> [What you have to do]: Without the pictures, return each record as it appears.

-.-.-

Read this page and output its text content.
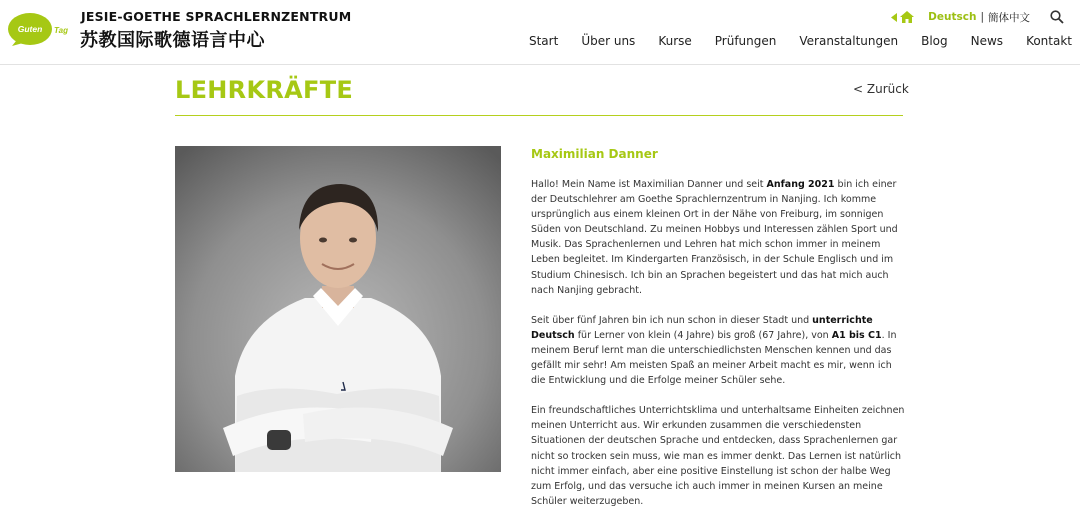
Guten Tag
JESIE-GOETHE SPRACHLERNZENTRUM
苏教国际歌德语言中心
Deutsch | 簡体中文
Start Über uns Kurse Prüfungen Veranstaltungen Blog News Kontakt
LEHRKRÄFTE	< Zurück
Maximilian Danner

Hallo! Mein Name ist Maximilian Danner und seit Anfang 2021 bin ich einer der Deutschlehrer am Goethe Sprachlernzentrum in Nanjing. Ich komme ursprünglich aus einem kleinen Ort in der Nähe von Freiburg, im sonnigen Süden von Deutschland. Zu meinen Hobbys und Interessen zählen Sport und Musik. Das Sprachenlernen und Lehren hat mich schon immer in meinem Leben begleitet. Im Kindergarten Französisch, in der Schule Englisch und im Studium Chinesisch. Ich bin an Sprachen begeistert und das hat mich auch nach Nanjing gebracht.

Seit über fünf Jahren bin ich nun schon in dieser Stadt und unterrichte Deutsch für Lerner von klein (4 Jahre) bis groß (67 Jahre), von A1 bis C1. In meinem Beruf lernt man die unterschiedlichsten Menschen kennen und das gefällt mir sehr! Am meisten Spaß an meiner Arbeit macht es mir, wenn ich die Entwicklung und die Erfolge meiner Schüler sehe.

Ein freundschaftliches Unterrichtsklima und unterhaltsame Einheiten zeichnen meinen Unterricht aus. Wir erkunden zusammen die verschiedensten Situationen der deutschen Sprache und entdecken, dass Sprachenlernen gar nicht so trocken sein muss, wie man es immer denkt. Das Lernen ist natürlich nicht immer einfach, aber eine positive Einstellung ist schon der halbe Weg zum Erfolg, und das versuche ich auch immer in meinen Kursen an meine Schüler weiterzugeben.
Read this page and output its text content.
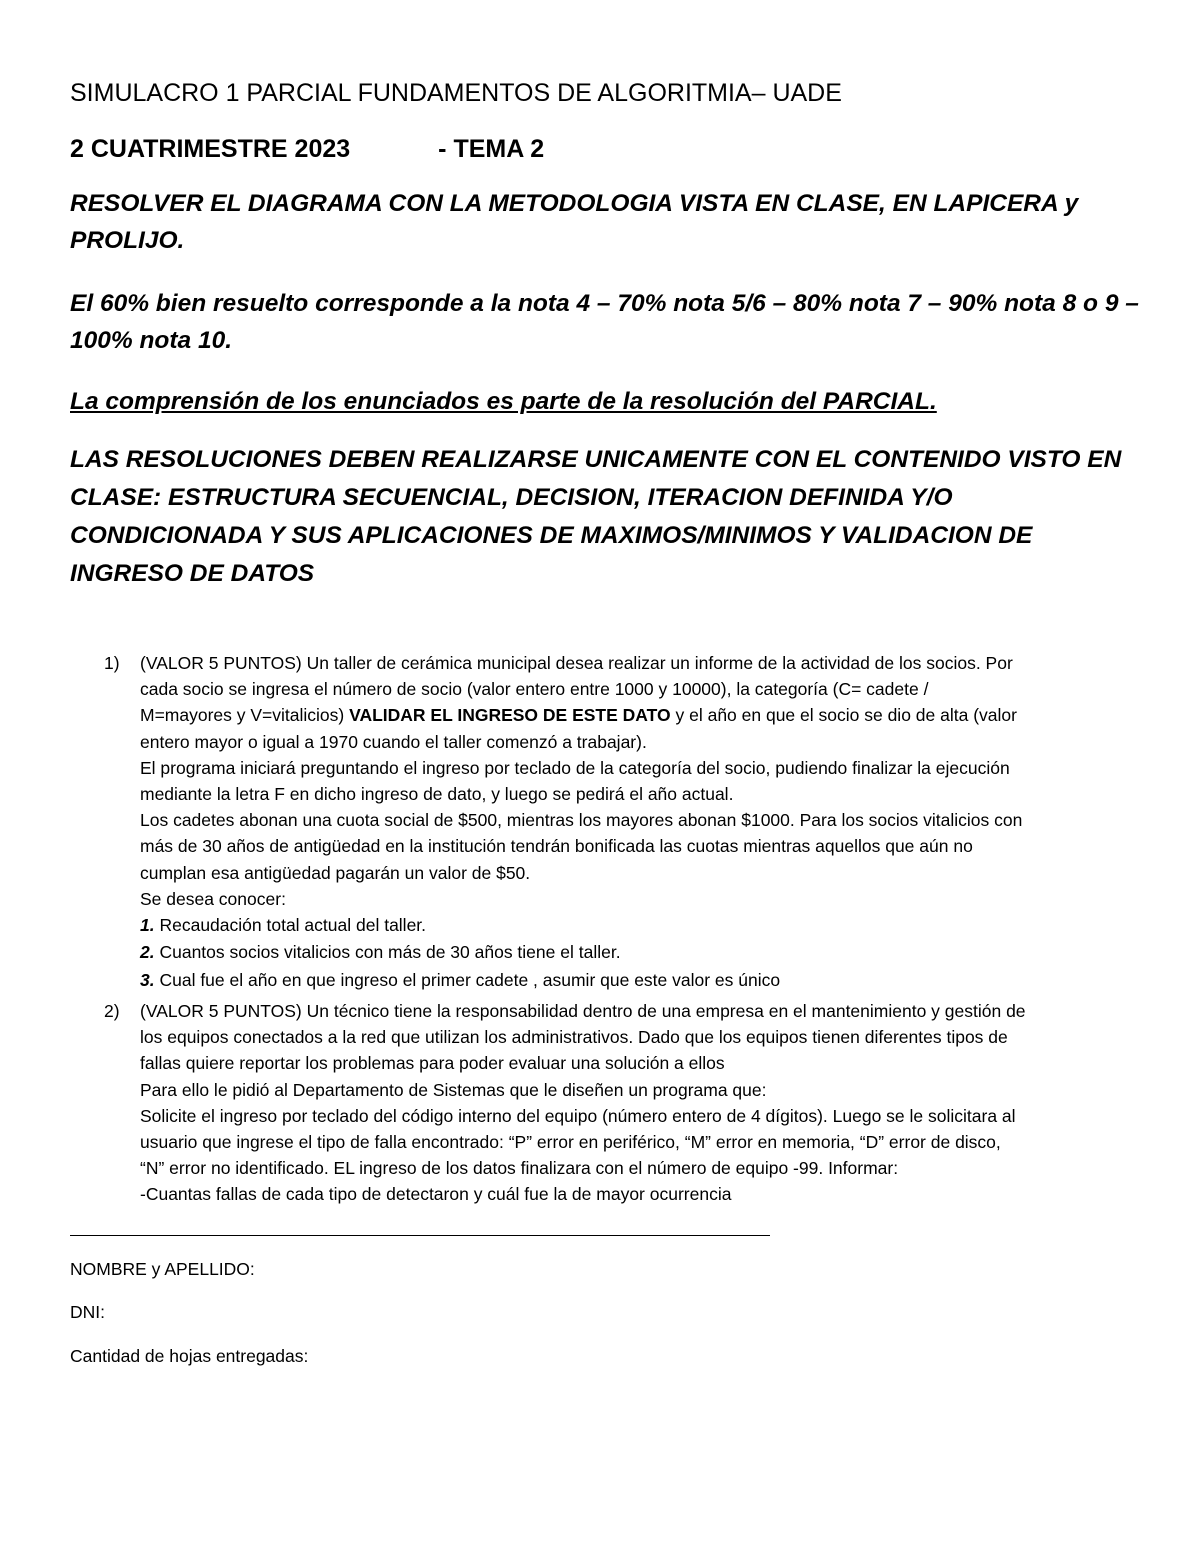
SIMULACRO 1 PARCIAL FUNDAMENTOS DE ALGORITMIA– UADE
2 CUATRIMESTRE 2023	- TEMA 2
RESOLVER EL DIAGRAMA CON LA METODOLOGIA VISTA EN CLASE, EN LAPICERA y PROLIJO.
El 60% bien resuelto corresponde a la nota 4 – 70% nota 5/6 – 80% nota 7 – 90% nota 8 o 9 – 100% nota 10.
La comprensión de los enunciados es parte de la resolución del PARCIAL.
LAS RESOLUCIONES DEBEN REALIZARSE UNICAMENTE CON EL CONTENIDO VISTO EN CLASE: ESTRUCTURA SECUENCIAL, DECISION, ITERACION DEFINIDA Y/O CONDICIONADA Y SUS APLICACIONES DE MAXIMOS/MINIMOS Y VALIDACION DE INGRESO DE DATOS
1)	(VALOR 5 PUNTOS) Un taller de cerámica municipal desea realizar un informe de la actividad de los socios. Por
cada socio se ingresa el número de socio (valor entero entre 1000 y 10000), la categoría (C= cadete /
M=mayores y V=vitalicios) VALIDAR EL INGRESO DE ESTE DATO y el año en que el socio se dio de alta (valor
entero mayor o igual a 1970 cuando el taller comenzó a trabajar).
El programa iniciará preguntando el ingreso por teclado de la categoría del socio, pudiendo finalizar la ejecución
mediante la letra F en dicho ingreso de dato, y luego se pedirá el año actual.
Los cadetes abonan una cuota social de $500, mientras los mayores abonan $1000. Para los socios vitalicios con
más de 30 años de antigüedad en la institución tendrán bonificada las cuotas mientras aquellos que aún no
cumplan esa antigüedad pagarán un valor de $50.
Se desea conocer:
1. Recaudación total actual del taller.
2. Cuantos socios vitalicios con más de 30 años tiene el taller.
3. Cual fue el año en que ingreso el primer cadete , asumir que este valor es único
2)	(VALOR 5 PUNTOS) Un técnico tiene la responsabilidad dentro de una empresa en el mantenimiento y gestión de
los equipos conectados a la red que utilizan los administrativos. Dado que los equipos tienen diferentes tipos de
fallas quiere reportar los problemas para poder evaluar una solución a ellos
Para ello le pidió al Departamento de Sistemas que le diseñen un programa que:
Solicite el ingreso por teclado del código interno del equipo (número entero de 4 dígitos). Luego se le solicitara al
usuario que ingrese el tipo de falla encontrado: “P” error en periférico, “M” error en memoria, “D” error de disco,
“N” error no identificado. EL ingreso de los datos finalizara con el número de equipo -99. Informar:
-Cuantas fallas de cada tipo de detectaron y cuál fue la de mayor ocurrencia
NOMBRE y APELLIDO:
DNI:
Cantidad de hojas entregadas:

-.-.-

> [Response to this exercise]:
Read this page and output its text content.
Guten Tag
JESIE-GOETHE SPRACHLERNZENTRUM
苏教国际歌德语言中心
Deutsch | 簡体中文
Start Über uns Kurse Prüfungen Veranstaltungen Blog News Kontakt
LEHRKRÄFTE	< Zurück
Maximilian Danner

Hallo! Mein Name ist Maximilian Danner und seit Anfang 2021 bin ich einer der Deutschlehrer am Goethe Sprachlernzentrum in Nanjing. Ich komme ursprünglich aus einem kleinen Ort in der Nähe von Freiburg, im sonnigen Süden von Deutschland. Zu meinen Hobbys und Interessen zählen Sport und Musik. Das Sprachenlernen und Lehren hat mich schon immer in meinem Leben begleitet. Im Kindergarten Französisch, in der Schule Englisch und im Studium Chinesisch. Ich bin an Sprachen begeistert und das hat mich auch nach Nanjing gebracht.

Seit über fünf Jahren bin ich nun schon in dieser Stadt und unterrichte Deutsch für Lerner von klein (4 Jahre) bis groß (67 Jahre), von A1 bis C1. In meinem Beruf lernt man die unterschiedlichsten Menschen kennen und das gefällt mir sehr! Am meisten Spaß an meiner Arbeit macht es mir, wenn ich die Entwicklung und die Erfolge meiner Schüler sehe.

Ein freundschaftliches Unterrichtsklima und unterhaltsame Einheiten zeichnen meinen Unterricht aus. Wir erkunden zusammen die verschiedensten Situationen der deutschen Sprache und entdecken, dass Sprachenlernen gar nicht so trocken sein muss, wie man es immer denkt. Das Lernen ist natürlich nicht immer einfach, aber eine positive Einstellung ist schon der halbe Weg zum Erfolg, und das versuche ich auch immer in meinen Kursen an meine Schüler weiterzugeben.
Read this page and output its text content.
SIMULACRO 1 PARCIAL FUNDAMENTOS DE ALGORITMIA– UADE
2 CUATRIMESTRE 2023	- TEMA 2
RESOLVER EL DIAGRAMA CON LA METODOLOGIA VISTA EN CLASE, EN LAPICERA y PROLIJO.
El 60% bien resuelto corresponde a la nota 4 – 70% nota 5/6 – 80% nota 7 – 90% nota 8 o 9 – 100% nota 10.
La comprensión de los enunciados es parte de la resolución del PARCIAL.
LAS RESOLUCIONES DEBEN REALIZARSE UNICAMENTE CON EL CONTENIDO VISTO EN CLASE: ESTRUCTURA SECUENCIAL, DECISION, ITERACION DEFINIDA Y/O CONDICIONADA Y SUS APLICACIONES DE MAXIMOS/MINIMOS Y VALIDACION DE INGRESO DE DATOS
1)	(VALOR 5 PUNTOS) Un taller de cerámica municipal desea realizar un informe de la actividad de los socios. Por
cada socio se ingresa el número de socio (valor entero entre 1000 y 10000), la categoría (C= cadete /
M=mayores y V=vitalicios) VALIDAR EL INGRESO DE ESTE DATO y el año en que el socio se dio de alta (valor
entero mayor o igual a 1970 cuando el taller comenzó a trabajar).
El programa iniciará preguntando el ingreso por teclado de la categoría del socio, pudiendo finalizar la ejecución
mediante la letra F en dicho ingreso de dato, y luego se pedirá el año actual.
Los cadetes abonan una cuota social de $500, mientras los mayores abonan $1000. Para los socios vitalicios con
más de 30 años de antigüedad en la institución tendrán bonificada las cuotas mientras aquellos que aún no
cumplan esa antigüedad pagarán un valor de $50.
Se desea conocer:
1. Recaudación total actual del taller.
2. Cuantos socios vitalicios con más de 30 años tiene el taller.
3. Cual fue el año en que ingreso el primer cadete , asumir que este valor es único
2)	(VALOR 5 PUNTOS) Un técnico tiene la responsabilidad dentro de una empresa en el mantenimiento y gestión de
los equipos conectados a la red que utilizan los administrativos. Dado que los equipos tienen diferentes tipos de
fallas quiere reportar los problemas para poder evaluar una solución a ellos
Para ello le pidió al Departamento de Sistemas que le diseñen un programa que:
Solicite el ingreso por teclado del código interno del equipo (número entero de 4 dígitos). Luego se le solicitara al
usuario que ingrese el tipo de falla encontrado: “P” error en periférico, “M” error en memoria, “D” error de disco,
“N” error no identificado. EL ingreso de los datos finalizara con el número de equipo -99. Informar:
-Cuantas fallas de cada tipo de detectaron y cuál fue la de mayor ocurrencia
NOMBRE y APELLIDO:
DNI:
Cantidad de hojas entregadas:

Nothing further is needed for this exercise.